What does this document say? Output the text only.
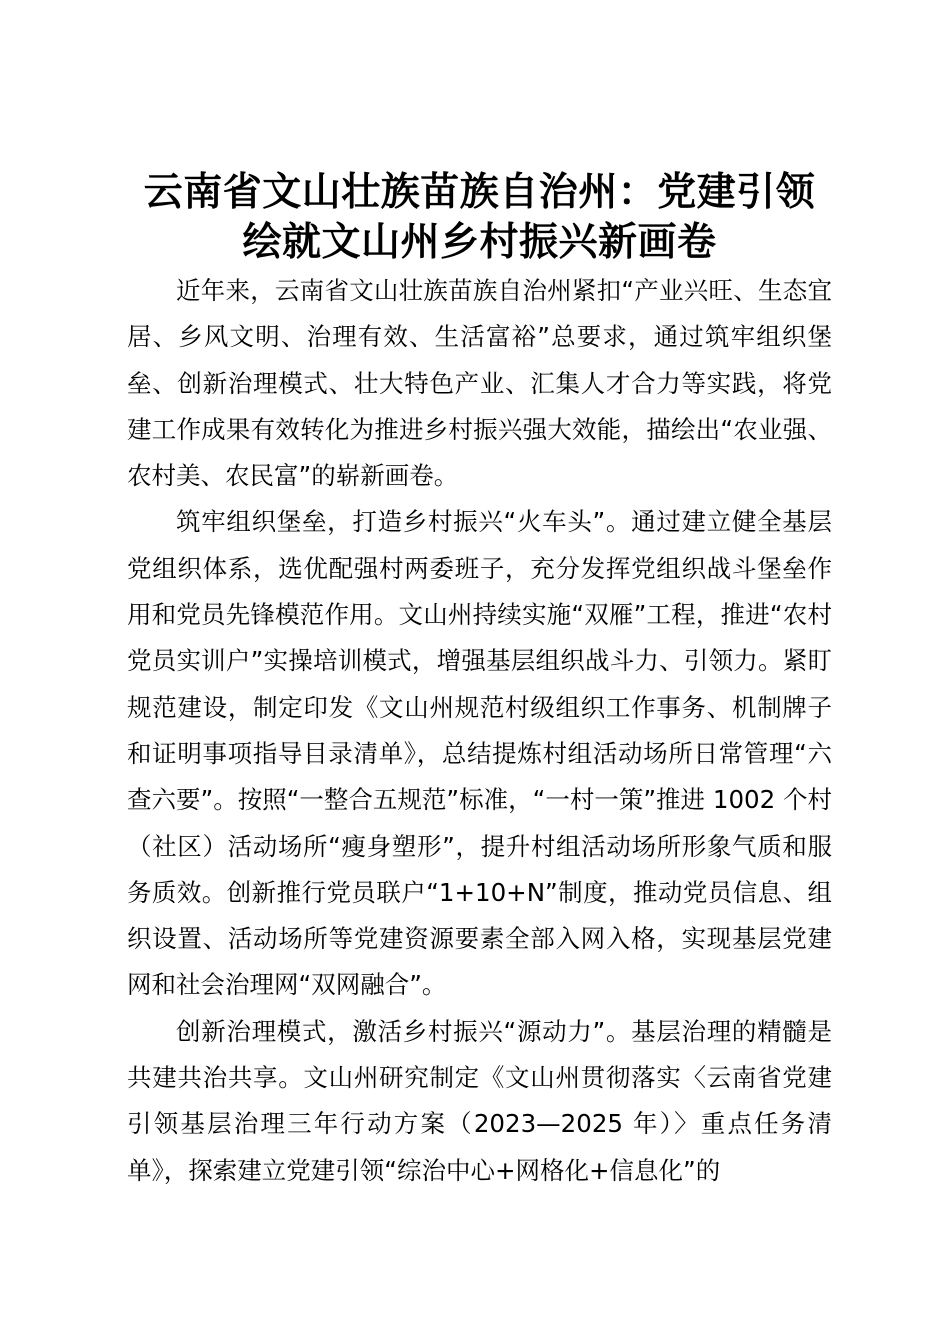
云南省文山壮族苗族自治州：党建引领
绘就文山州乡村振兴新画卷

近年来，云南省文山壮族苗族自治州紧扣“产业兴旺、生态宜居、乡风文明、治理有效、生活富裕”总要求，通过筑牢组织堡垒、创新治理模式、壮大特色产业、汇集人才合力等实践，将党建工作成果有效转化为推进乡村振兴强大效能，描绘出“农业强、农村美、农民富”的崭新画卷。

筑牢组织堡垒，打造乡村振兴“火车头”。通过建立健全基层党组织体系，选优配强村两委班子，充分发挥党组织战斗堡垒作用和党员先锋模范作用。文山州持续实施“双雁”工程，推进“农村党员实训户”实操培训模式，增强基层组织战斗力、引领力。紧盯规范建设，制定印发《文山州规范村级组织工作事务、机制牌子和证明事项指导目录清单》，总结提炼村组活动场所日常管理“六查六要”。按照“一整合五规范”标准，“一村一策”推进 1002 个村（社区）活动场所“瘦身塑形”，提升村组活动场所形象气质和服务质效。创新推行党员联户“1+10+N”制度，推动党员信息、组织设置、活动场所等党建资源要素全部入网入格，实现基层党建网和社会治理网“双网融合”。

创新治理模式，激活乡村振兴“源动力”。基层治理的精髓是共建共治共享。文山州研究制定《文山州贯彻落实〈云南省党建引领基层治理三年行动方案（2023—2025 年）〉重点任务清单》，探索建立党建引领“综治中心+网格化+信息化”的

WRITTEN PROBLEM:
Pull out the lines above in which the word "创新治理模式" appears.

EXERCISE RESULT:
近年来，云南省文山壮族苗族自治州紧扣“产业兴旺、生态宜居、乡风文明、治理有效、生活富裕”总要求，通过筑牢组织堡垒、创新治理模式、壮大特色产业、汇集人才合力等实践，将党建工作成果有效转化为推进乡村振兴强大效能，描绘出“农业强、农村美、农民富”的崭新画卷。
创新治理模式，激活乡村振兴“源动力”。基层治理的精髓是共建共治共享。文山州研究制定《文山州贯彻落实〈云南省党建引领基层治理三年行动方案（2023—2025 年）〉重点任务清单》，探索建立党建引领“综治中心+网格化+信息化”的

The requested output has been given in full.